La presidenta Claudia Sheinbaum reconoció un cambio de opinión de su administración sobre el fracking, debido a que México tiene una alta dependencia de gas natural de Estados Unidos, y consideró necesario revisar las alternativas para mejorar la soberanía energética.
“Cuando veo las nuevas tecnologías y la situación del país en términos de la dependencia, lo peor que puedo decir es que no, sin tomar en cuenta las nuevas tecnologías”, comentó durante la conferencia de prensa matutina de este miércoles.
Actualmente, más de 70% del consumo de gas natural diario es importado desde Estados Unidos, e incluso el año pasado marcó un máximo histórico de 6,638 millones de pies cúbicos diarios, de acuerdo con datos de la Agencia Internacional de Energía.
Este dato resulta alarmante, al compararse con las importaciones de 2016, pues en ese año, de acuerdo con datos de la Secretaría de Energía se importaron entre 3,500 y 3,600 millones de pies cúbicos diarios, donde la dependencia de Estados Unidos ascendió a 85% del total.

» **CONJUNTO DE EJERCICIOS**:
[a] Según el texto sobre el fracking, ¿qué porcentaje del consumo diario de gas natural de México se importa actualmente desde Estados Unidos?
[b] Devuelve sin cambios el fragmento del texto sobre el fracking que abre con las palabras que contienen "Actualmente, más de" y cierra con "Internacional de Energía.".
[c] Retoma el texto sobre el fracking y continúalo a partir de su última oración.

» **INFORMACIÓN EXTRAÍDA**:
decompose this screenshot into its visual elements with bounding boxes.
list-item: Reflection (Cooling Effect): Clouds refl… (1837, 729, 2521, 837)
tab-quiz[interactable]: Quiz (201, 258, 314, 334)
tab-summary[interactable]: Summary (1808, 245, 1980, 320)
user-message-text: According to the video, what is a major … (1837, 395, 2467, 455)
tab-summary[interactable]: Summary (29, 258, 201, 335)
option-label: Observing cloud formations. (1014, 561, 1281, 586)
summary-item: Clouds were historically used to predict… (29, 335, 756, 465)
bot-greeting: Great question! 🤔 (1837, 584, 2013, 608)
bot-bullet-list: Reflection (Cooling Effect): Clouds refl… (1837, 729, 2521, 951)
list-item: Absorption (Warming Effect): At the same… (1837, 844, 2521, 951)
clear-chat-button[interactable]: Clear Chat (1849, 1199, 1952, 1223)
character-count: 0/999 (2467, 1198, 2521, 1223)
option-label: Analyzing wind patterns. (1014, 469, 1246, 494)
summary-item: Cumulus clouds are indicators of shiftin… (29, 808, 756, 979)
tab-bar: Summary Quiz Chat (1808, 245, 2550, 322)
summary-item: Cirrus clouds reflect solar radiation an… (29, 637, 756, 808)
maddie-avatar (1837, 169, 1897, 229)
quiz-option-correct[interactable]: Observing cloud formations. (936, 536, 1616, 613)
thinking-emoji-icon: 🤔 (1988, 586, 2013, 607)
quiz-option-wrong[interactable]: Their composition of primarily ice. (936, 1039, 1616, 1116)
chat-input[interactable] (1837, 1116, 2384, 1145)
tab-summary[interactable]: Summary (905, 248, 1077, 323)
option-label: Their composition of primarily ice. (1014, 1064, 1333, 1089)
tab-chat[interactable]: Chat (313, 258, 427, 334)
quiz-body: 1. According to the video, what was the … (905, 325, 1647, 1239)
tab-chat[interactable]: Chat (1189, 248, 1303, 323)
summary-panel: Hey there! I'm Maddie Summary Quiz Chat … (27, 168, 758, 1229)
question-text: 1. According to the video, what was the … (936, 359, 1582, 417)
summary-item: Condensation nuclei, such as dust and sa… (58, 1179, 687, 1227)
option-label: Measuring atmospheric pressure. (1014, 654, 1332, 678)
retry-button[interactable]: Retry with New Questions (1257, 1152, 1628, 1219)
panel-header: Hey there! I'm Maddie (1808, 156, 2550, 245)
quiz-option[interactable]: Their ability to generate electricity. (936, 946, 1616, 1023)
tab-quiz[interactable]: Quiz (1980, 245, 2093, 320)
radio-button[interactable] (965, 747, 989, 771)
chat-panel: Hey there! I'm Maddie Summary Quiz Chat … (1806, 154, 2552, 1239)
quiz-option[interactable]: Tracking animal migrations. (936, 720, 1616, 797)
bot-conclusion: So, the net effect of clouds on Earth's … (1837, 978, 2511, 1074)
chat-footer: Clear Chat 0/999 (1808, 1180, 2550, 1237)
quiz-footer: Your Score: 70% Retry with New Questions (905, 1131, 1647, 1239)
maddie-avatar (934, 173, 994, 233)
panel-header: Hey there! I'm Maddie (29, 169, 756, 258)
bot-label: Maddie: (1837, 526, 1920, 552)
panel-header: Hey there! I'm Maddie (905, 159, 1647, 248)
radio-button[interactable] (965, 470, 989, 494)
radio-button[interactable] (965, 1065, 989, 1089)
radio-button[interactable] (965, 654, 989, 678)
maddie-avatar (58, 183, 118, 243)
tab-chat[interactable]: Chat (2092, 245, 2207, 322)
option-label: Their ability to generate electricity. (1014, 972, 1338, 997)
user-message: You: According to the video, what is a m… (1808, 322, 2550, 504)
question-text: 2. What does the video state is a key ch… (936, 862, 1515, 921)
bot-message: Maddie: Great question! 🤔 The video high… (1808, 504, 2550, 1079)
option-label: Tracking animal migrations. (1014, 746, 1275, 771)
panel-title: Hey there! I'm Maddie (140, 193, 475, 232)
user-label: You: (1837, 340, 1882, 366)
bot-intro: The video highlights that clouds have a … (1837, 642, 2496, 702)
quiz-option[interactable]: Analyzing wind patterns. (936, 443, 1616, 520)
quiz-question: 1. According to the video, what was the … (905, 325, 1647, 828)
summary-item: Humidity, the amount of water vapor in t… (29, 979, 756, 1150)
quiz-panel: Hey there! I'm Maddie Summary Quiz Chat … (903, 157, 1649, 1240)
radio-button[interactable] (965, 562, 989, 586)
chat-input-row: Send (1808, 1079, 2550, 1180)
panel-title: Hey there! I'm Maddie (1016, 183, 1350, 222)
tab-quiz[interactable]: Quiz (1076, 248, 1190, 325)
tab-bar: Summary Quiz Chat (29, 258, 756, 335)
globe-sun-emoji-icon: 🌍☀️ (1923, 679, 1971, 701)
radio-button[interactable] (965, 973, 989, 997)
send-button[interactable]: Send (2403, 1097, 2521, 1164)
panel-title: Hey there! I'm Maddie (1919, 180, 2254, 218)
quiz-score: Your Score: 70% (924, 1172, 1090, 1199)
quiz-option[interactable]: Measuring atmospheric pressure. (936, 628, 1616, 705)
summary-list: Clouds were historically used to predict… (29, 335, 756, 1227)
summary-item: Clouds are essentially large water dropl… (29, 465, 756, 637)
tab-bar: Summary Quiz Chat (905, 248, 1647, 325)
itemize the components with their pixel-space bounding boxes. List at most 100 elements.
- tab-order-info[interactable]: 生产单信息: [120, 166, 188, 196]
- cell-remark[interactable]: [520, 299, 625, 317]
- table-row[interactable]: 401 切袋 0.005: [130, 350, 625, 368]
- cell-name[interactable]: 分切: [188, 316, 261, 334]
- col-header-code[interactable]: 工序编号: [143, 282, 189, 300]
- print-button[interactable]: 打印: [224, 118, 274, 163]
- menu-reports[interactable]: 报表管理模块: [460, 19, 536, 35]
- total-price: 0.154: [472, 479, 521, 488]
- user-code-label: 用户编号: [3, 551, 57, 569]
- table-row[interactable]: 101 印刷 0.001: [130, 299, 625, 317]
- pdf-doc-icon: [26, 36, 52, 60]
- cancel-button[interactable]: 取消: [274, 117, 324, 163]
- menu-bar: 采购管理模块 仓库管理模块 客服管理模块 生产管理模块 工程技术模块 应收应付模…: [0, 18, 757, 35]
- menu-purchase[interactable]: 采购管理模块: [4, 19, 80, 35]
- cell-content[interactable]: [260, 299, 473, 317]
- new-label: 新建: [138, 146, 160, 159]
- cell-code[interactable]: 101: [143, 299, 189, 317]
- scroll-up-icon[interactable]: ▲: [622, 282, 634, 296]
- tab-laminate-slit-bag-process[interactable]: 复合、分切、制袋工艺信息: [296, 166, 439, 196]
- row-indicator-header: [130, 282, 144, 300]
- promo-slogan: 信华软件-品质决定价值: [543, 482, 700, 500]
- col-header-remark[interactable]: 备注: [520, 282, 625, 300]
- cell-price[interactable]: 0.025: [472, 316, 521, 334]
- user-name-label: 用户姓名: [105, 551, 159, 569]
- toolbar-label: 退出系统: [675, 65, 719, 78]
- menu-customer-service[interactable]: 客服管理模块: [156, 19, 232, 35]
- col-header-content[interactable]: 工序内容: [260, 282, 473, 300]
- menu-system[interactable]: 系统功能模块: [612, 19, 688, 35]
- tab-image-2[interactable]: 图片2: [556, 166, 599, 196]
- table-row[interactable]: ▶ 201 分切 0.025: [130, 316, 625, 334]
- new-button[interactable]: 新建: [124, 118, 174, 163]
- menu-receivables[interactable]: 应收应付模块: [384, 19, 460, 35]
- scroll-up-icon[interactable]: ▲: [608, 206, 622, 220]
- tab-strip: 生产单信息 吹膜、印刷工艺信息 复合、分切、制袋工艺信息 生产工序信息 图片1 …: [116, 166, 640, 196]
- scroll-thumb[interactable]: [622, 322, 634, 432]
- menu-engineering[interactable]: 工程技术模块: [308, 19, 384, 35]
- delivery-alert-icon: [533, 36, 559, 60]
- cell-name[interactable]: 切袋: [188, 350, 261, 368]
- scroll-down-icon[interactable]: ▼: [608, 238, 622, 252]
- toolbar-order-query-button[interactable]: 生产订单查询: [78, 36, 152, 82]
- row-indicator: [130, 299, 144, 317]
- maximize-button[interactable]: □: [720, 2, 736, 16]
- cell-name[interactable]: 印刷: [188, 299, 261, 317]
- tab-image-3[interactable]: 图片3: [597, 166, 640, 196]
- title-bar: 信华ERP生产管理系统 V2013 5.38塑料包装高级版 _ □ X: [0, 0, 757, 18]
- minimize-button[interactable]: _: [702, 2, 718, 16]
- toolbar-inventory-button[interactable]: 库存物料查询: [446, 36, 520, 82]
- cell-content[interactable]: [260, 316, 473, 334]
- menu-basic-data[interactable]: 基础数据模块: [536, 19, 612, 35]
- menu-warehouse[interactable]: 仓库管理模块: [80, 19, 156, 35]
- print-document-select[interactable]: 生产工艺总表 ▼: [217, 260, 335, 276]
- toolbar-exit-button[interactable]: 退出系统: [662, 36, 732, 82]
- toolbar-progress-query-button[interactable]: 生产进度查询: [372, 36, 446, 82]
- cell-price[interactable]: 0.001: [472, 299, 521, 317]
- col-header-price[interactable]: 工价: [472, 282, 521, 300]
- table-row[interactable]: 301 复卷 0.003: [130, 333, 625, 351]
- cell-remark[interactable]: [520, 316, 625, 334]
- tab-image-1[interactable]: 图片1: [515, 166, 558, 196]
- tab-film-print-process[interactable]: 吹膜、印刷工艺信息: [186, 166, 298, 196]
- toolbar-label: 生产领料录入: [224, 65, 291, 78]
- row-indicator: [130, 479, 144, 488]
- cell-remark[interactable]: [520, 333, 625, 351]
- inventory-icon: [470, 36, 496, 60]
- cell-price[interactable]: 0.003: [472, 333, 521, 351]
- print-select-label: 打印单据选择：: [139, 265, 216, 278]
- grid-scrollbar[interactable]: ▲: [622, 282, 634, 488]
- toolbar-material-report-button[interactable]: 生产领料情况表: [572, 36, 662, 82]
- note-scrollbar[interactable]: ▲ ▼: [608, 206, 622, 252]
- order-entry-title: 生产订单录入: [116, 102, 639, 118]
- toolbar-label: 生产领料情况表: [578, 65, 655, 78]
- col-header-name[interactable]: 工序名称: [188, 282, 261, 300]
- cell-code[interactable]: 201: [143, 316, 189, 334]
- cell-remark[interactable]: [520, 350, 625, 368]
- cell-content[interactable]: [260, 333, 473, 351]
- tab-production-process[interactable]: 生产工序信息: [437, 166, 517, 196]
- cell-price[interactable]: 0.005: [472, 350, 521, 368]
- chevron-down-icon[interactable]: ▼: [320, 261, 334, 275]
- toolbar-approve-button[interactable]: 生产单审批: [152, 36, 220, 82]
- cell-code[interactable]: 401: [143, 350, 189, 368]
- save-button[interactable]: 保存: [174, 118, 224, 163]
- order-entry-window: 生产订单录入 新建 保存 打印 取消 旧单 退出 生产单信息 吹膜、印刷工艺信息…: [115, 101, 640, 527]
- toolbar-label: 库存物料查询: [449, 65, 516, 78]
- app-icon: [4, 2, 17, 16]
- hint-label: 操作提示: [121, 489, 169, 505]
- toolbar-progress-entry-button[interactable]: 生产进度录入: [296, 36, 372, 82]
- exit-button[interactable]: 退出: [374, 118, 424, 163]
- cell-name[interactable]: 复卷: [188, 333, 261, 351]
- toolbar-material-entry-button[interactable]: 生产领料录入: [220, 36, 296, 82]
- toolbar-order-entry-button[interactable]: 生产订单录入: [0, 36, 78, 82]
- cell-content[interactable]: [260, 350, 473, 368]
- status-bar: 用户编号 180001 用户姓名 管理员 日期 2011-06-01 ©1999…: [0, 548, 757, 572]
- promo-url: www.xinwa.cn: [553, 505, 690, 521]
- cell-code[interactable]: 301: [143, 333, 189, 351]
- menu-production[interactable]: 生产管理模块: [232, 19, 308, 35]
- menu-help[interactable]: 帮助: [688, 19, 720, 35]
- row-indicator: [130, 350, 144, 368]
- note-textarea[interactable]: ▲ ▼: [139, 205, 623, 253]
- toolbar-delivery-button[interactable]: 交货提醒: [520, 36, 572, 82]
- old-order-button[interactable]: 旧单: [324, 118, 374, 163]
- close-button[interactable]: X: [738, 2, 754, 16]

» **RESULTADOS DEL EJERCICIO**:
[a] Más del 70%.

[b]
Actualmente, más de 70% del consumo de gas natural diario es importado desde Estados Unidos, e incluso el año pasado marcó un máximo histórico de 6,638 millones de pies cúbicos diarios, de acuerdo con datos de la Agencia Internacional de Energía.

[c]
El argumento principal de la presidenta para revivir la discusión sobre el desarrollo del fracking en México es la soberanía energética.
“¿Qué ponemos en el centro? La soberanía. ¿Qué ponemos en el centro? El desarrollo del país. ¿Qué ponemos en el centro? El futuro ambiental, las siguientes generaciones. Pero ¿qué ponemos en el centro? La viabilidad del desarrollo para nuestro país. ¿Se va a acabar con la importación de gas? No, difícilmente porque estamos importando mucho, pero poco a poco, porque estas son decisiones que toman tiempo. No es que si se toma la decisión de que sí con esta tecnología, mañana ya lo tenemos. No, van a ser 10, 15 años para poder desarrollar este tipo de producción de gas”, comentó la mandataria el 8 de abril de este año.
El discurso oficial presentó un cambio radical al plantear el fracking como una opción para mejorar la producción de gas natural, pues en el sexenio anterior, el de Andrés Manuel López Obrador, el fracking fue prohibido.
No es la primera vez
La posibilidad de desarrollar el fracturamiento hidráulico para incrementar la producción de gas natural en México no es una idea nueva.
Durante el sexenio del expresidente Enrique Peña Nieto, las Rondas Petroleras, en particular la 3.3, integraba el desarrollo de campos de campos de fracking para el sector privado.
El objetivo, según planteó la administración del exmandatario priista, era incrementar la seguridad energética y reducir la dependencia de las exportaciones de gas desde Estados Unidos.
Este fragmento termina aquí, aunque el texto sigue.